> **REQUIRED WORK**: State only how many lines below include the string "true".

Stored data entries
--------------------

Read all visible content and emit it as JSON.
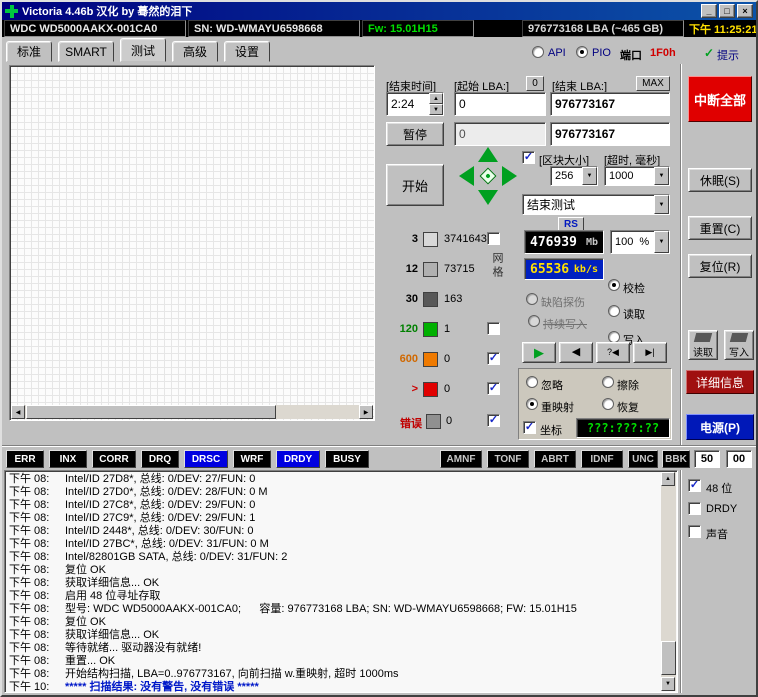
{
  "titlebar": {
    "title": "Victoria 4.46b 汉化 by 蓦然的泪下"
  },
  "icons": {
    "minimize": "_",
    "maximize": "□",
    "close": "×",
    "dropdown": "▼",
    "spin_up": "▲",
    "spin_down": "▼",
    "check": "✓",
    "scroll_left": "◀",
    "scroll_right": "▶",
    "scroll_up": "▲",
    "scroll_down": "▼",
    "play": "▶",
    "step_back": "◀",
    "seek": "?◀",
    "step_end": "▶|"
  },
  "infobar": {
    "model": "WDC WD5000AAKX-001CA0",
    "serial": "SN: WD-WMAYU6598668",
    "firmware": "Fw: 15.01H15",
    "capacity": "976773168 LBA (~465 GB)",
    "clock": "下午 11:25:21"
  },
  "tabbar": {
    "tabs": [
      {
        "label": "标准",
        "active": false
      },
      {
        "label": "SMART",
        "active": false
      },
      {
        "label": "测试",
        "active": true
      },
      {
        "label": "高级",
        "active": false
      },
      {
        "label": "设置",
        "active": false
      }
    ],
    "api_label": "API",
    "pio_label": "PIO",
    "pio_selected": true,
    "port_label": "端口",
    "port_value": "1F0h",
    "hint_label": "提示",
    "hint_checked": true
  },
  "test": {
    "end_time_label": "[结束时间]",
    "start_lba_label": "[起始 LBA:]",
    "zero_button": "0",
    "end_lba_label": "[结束 LBA:]",
    "max_button": "MAX",
    "timer_value": "2:24",
    "start_lba_value": "0",
    "end_lba_value": "976773167",
    "pause_button": "暂停",
    "current_lba_value": "0",
    "end_lba_value_2": "976773167",
    "block_size_checked": true,
    "block_size_label": "[区块大小]",
    "timeout_label": "[超时, 毫秒]",
    "block_size_value": "256",
    "timeout_value": "1000",
    "start_button": "开始",
    "end_action_value": "结束测试",
    "rs_button": "RS",
    "grid_label": "网格",
    "blocks": [
      {
        "threshold": "3",
        "count": "3741643",
        "color": "#d8d8d8",
        "tcolor": "#000000"
      },
      {
        "threshold": "12",
        "count": "73715",
        "color": "#b0b0b0",
        "tcolor": "#000000"
      },
      {
        "threshold": "30",
        "count": "163",
        "color": "#585858",
        "tcolor": "#000000"
      },
      {
        "threshold": "120",
        "count": "1",
        "color": "#00b000",
        "tcolor": "#008000"
      },
      {
        "threshold": "600",
        "count": "0",
        "color": "#ef7a00",
        "tcolor": "#d06800"
      },
      {
        "threshold": ">",
        "count": "0",
        "color": "#e00000",
        "tcolor": "#cc0000"
      }
    ],
    "block_checks": [
      false,
      false,
      true,
      true
    ],
    "error_label": "错误",
    "error_count": "0",
    "error_checked": true,
    "mb_value": "476939",
    "mb_unit": "Mb",
    "percent_value": "100",
    "percent_unit": "%",
    "speed_value": "65536",
    "speed_unit": "kb/s",
    "mode_verify": "校检",
    "mode_defect": "缺陷探伤",
    "mode_read": "读取",
    "mode_loop_write": "持续写入",
    "mode_write": "写入",
    "mode_selected": "校检",
    "act_ignore": "忽略",
    "act_erase": "擦除",
    "act_remap": "重映射",
    "act_restore": "恢复",
    "act_selected": "重映射",
    "coord_label": "坐标",
    "coord_checked": true,
    "coord_value": "???:???:??"
  },
  "statusbar": {
    "flags": [
      {
        "label": "ERR",
        "active": false
      },
      {
        "label": "INX",
        "active": false
      },
      {
        "label": "CORR",
        "active": false
      },
      {
        "label": "DRQ",
        "active": false
      },
      {
        "label": "DRSC",
        "active": true
      },
      {
        "label": "WRF",
        "active": false
      },
      {
        "label": "DRDY",
        "active": true
      },
      {
        "label": "BUSY",
        "active": false
      }
    ],
    "errors": [
      {
        "label": "AMNF"
      },
      {
        "label": "TONF"
      },
      {
        "label": "ABRT"
      },
      {
        "label": "IDNF"
      },
      {
        "label": "UNC"
      },
      {
        "label": "BBK"
      }
    ],
    "reg_status": "50",
    "reg_error": "00"
  },
  "sidebar": {
    "break_all_button": "中断全部",
    "sleep_button": "休眠(S)",
    "recall_button": "重置(C)",
    "reset_button": "复位(R)",
    "read_mini_button": "读取",
    "write_mini_button": "写入",
    "passport_button": "详细信息",
    "power_button": "电源(P)",
    "checks": [
      {
        "label": "48 位",
        "checked": true
      },
      {
        "label": "DRDY",
        "checked": false
      },
      {
        "label": "声音",
        "checked": false
      }
    ]
  },
  "log": {
    "lines": [
      {
        "time": "下午 08:",
        "text": "Intel/ID 27D8*, 总线: 0/DEV: 27/FUN: 0"
      },
      {
        "time": "下午 08:",
        "text": "Intel/ID 27D0*, 总线: 0/DEV: 28/FUN: 0 M"
      },
      {
        "time": "下午 08:",
        "text": "Intel/ID 27C8*, 总线: 0/DEV: 29/FUN: 0"
      },
      {
        "time": "下午 08:",
        "text": "Intel/ID 27C9*, 总线: 0/DEV: 29/FUN: 1"
      },
      {
        "time": "下午 08:",
        "text": "Intel/ID 2448*, 总线: 0/DEV: 30/FUN: 0"
      },
      {
        "time": "下午 08:",
        "text": "Intel/ID 27BC*, 总线: 0/DEV: 31/FUN: 0 M"
      },
      {
        "time": "下午 08:",
        "text": "Intel/82801GB SATA, 总线: 0/DEV: 31/FUN: 2"
      },
      {
        "time": "下午 08:",
        "text": "复位 OK"
      },
      {
        "time": "下午 08:",
        "text": "获取详细信息... OK"
      },
      {
        "time": "下午 08:",
        "text": "启用 48 位寻址存取"
      },
      {
        "time": "下午 08:",
        "text": "型号: WDC WD5000AAKX-001CA0;      容量: 976773168 LBA; SN: WD-WMAYU6598668; FW: 15.01H15"
      },
      {
        "time": "下午 08:",
        "text": "复位 OK"
      },
      {
        "time": "下午 08:",
        "text": "获取详细信息... OK"
      },
      {
        "time": "下午 08:",
        "text": "等待就绪... 驱动器没有就绪!"
      },
      {
        "time": "下午 08:",
        "text": "重置... OK"
      },
      {
        "time": "下午 08:",
        "text": "开始结构扫描, LBA=0..976773167, 向前扫描 w.重映射, 超时 1000ms"
      },
      {
        "time": "下午 10:",
        "text": "***** 扫描结果: 没有警告, 没有错误 *****"
      }
    ]
  }
}
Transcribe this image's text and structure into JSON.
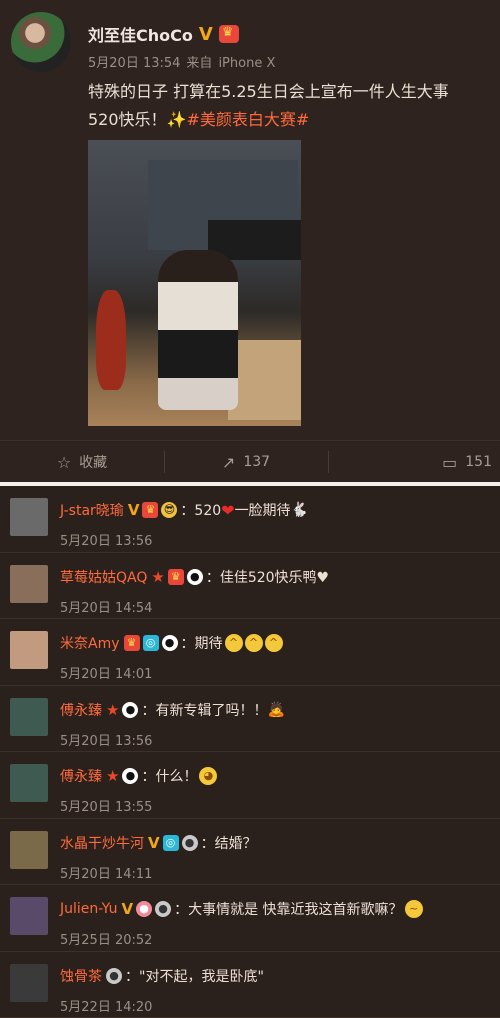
{
  "post": {
    "author": "刘至佳ChoCo",
    "verified_mark": "V",
    "time": "5月20日 13:54",
    "source_prefix": "来自",
    "source": "iPhone X",
    "text_line1": "特殊的日子 打算在5.25生日会上宣布一件人生大事",
    "text_line2": "520快乐！",
    "sparkle": "✨",
    "hashtag": "#美颜表白大赛#"
  },
  "actions": {
    "favorite_label": "收藏",
    "repost_count": "137",
    "comment_count": "151"
  },
  "comments": [
    {
      "name": "J-star晓瑜",
      "badges": [
        "v",
        "crown",
        "cool"
      ],
      "text": "：520",
      "extra": "heart",
      "text2": "一脸期待",
      "emoji_after": "🐇",
      "time": "5月20日 13:56"
    },
    {
      "name": "草莓姑姑QAQ",
      "badges": [
        "star",
        "crown",
        "panda"
      ],
      "text": "：佳佳520快乐鸭♥",
      "time": "5月20日 14:54"
    },
    {
      "name": "米奈Amy",
      "badges": [
        "crown",
        "cam",
        "panda"
      ],
      "text": "：期待",
      "emojis": 3,
      "time": "5月20日 14:01"
    },
    {
      "name": "傅永臻",
      "badges": [
        "star",
        "panda"
      ],
      "text": "：有新专辑了吗！！",
      "emoji_after": "🙇",
      "time": "5月20日 13:56"
    },
    {
      "name": "傅永臻",
      "badges": [
        "star",
        "panda"
      ],
      "text": "：什么！",
      "emoji_after": "🐶",
      "time": "5月20日 13:55"
    },
    {
      "name": "水晶干炒牛河",
      "badges": [
        "v",
        "cam",
        "bot"
      ],
      "text": "：结婚？",
      "time": "5月20日 14:11"
    },
    {
      "name": "Julien-Yu",
      "badges": [
        "v",
        "pink",
        "bot"
      ],
      "text": "：大事情就是 快靠近我这首新歌嘛？",
      "emoji_after": "😔",
      "time": "5月25日 20:52"
    },
    {
      "name": "蚀骨茶",
      "badges": [
        "bot"
      ],
      "text": "：\"对不起，我是卧底\"",
      "time": "5月22日 14:20"
    }
  ],
  "colors": {
    "accent": "#ff6a3d",
    "verified": "#f2a619",
    "background": "#2b211c"
  }
}
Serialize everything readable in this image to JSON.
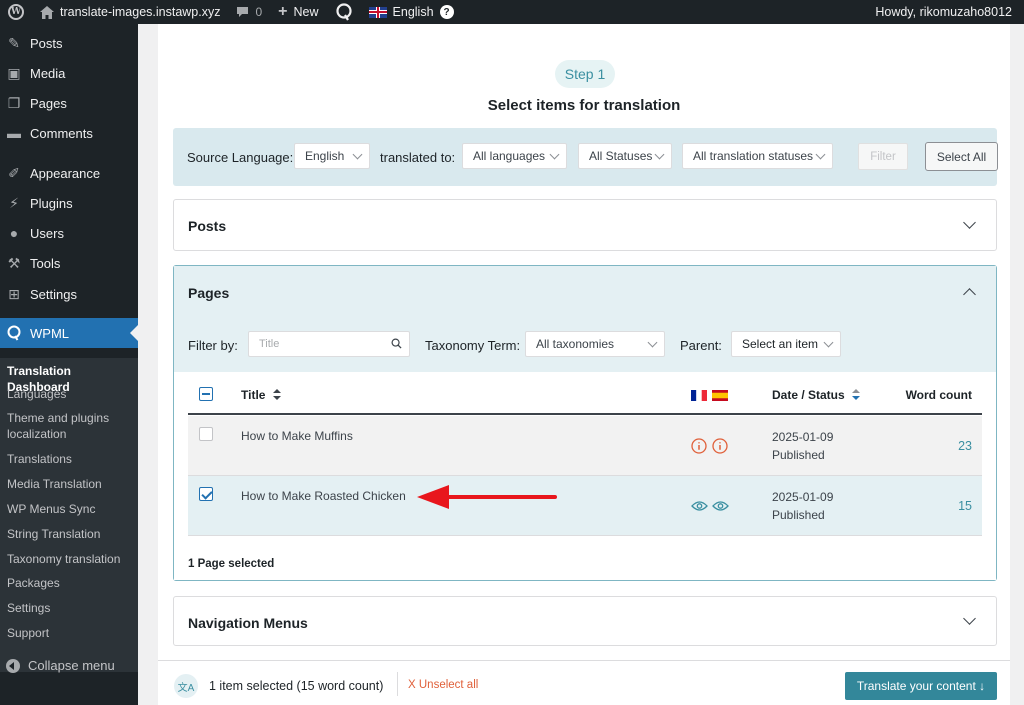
{
  "adminbar": {
    "site_name": "translate-images.instawp.xyz",
    "comments_count": "0",
    "new_label": "New",
    "language": "English",
    "howdy": "Howdy, rikomuzaho8012"
  },
  "sidebar": {
    "items": [
      {
        "label": "Posts",
        "icon": "pushpin-icon"
      },
      {
        "label": "Media",
        "icon": "media-icon"
      },
      {
        "label": "Pages",
        "icon": "pages-icon"
      },
      {
        "label": "Comments",
        "icon": "comment-icon"
      },
      {
        "label": "Appearance",
        "icon": "brush-icon"
      },
      {
        "label": "Plugins",
        "icon": "plug-icon"
      },
      {
        "label": "Users",
        "icon": "user-icon"
      },
      {
        "label": "Tools",
        "icon": "wrench-icon"
      },
      {
        "label": "Settings",
        "icon": "settings-icon"
      }
    ],
    "wpml_label": "WPML",
    "submenu": [
      "Translation Dashboard",
      "Languages",
      "Theme and plugins localization",
      "Translations",
      "Media Translation",
      "WP Menus Sync",
      "String Translation",
      "Taxonomy translation",
      "Packages",
      "Settings",
      "Support"
    ],
    "collapse_label": "Collapse menu"
  },
  "main": {
    "step_label": "Step 1",
    "title": "Select items for translation",
    "filters": {
      "source_language_label": "Source Language:",
      "source_language_value": "English",
      "translated_to_label": "translated to:",
      "translated_to_value": "All languages",
      "status_value": "All Statuses",
      "translation_status_value": "All translation statuses",
      "filter_button": "Filter",
      "select_all_button": "Select All"
    },
    "posts_section": {
      "title": "Posts"
    },
    "pages_section": {
      "title": "Pages",
      "filter_by_label": "Filter by:",
      "title_placeholder": "Title",
      "taxonomy_label": "Taxonomy Term:",
      "taxonomy_value": "All taxonomies",
      "parent_label": "Parent:",
      "parent_value": "Select an item",
      "columns": {
        "title": "Title",
        "date_status": "Date / Status",
        "word_count": "Word count"
      },
      "rows": [
        {
          "title": "How to Make Muffins",
          "date": "2025-01-09",
          "status": "Published",
          "word_count": "23",
          "checked": false,
          "translation_icon": "info-icon"
        },
        {
          "title": "How to Make Roasted Chicken",
          "date": "2025-01-09",
          "status": "Published",
          "word_count": "15",
          "checked": true,
          "translation_icon": "eye-icon"
        }
      ],
      "selected_summary": "1 Page selected"
    },
    "nav_menus_section": {
      "title": "Navigation Menus"
    }
  },
  "bottom_bar": {
    "selection_summary": "1 item selected (15 word count)",
    "unselect_all": "X Unselect all",
    "translate_button": "Translate your content ↓"
  },
  "colors": {
    "accent": "#33879a",
    "filterbar_bg": "#d9e9ee",
    "wp_blue": "#2271b1",
    "arrow_red": "#e8161c",
    "warning_orange": "#e0603a"
  }
}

--------------------

> **EXPECTED ANSWER**: 12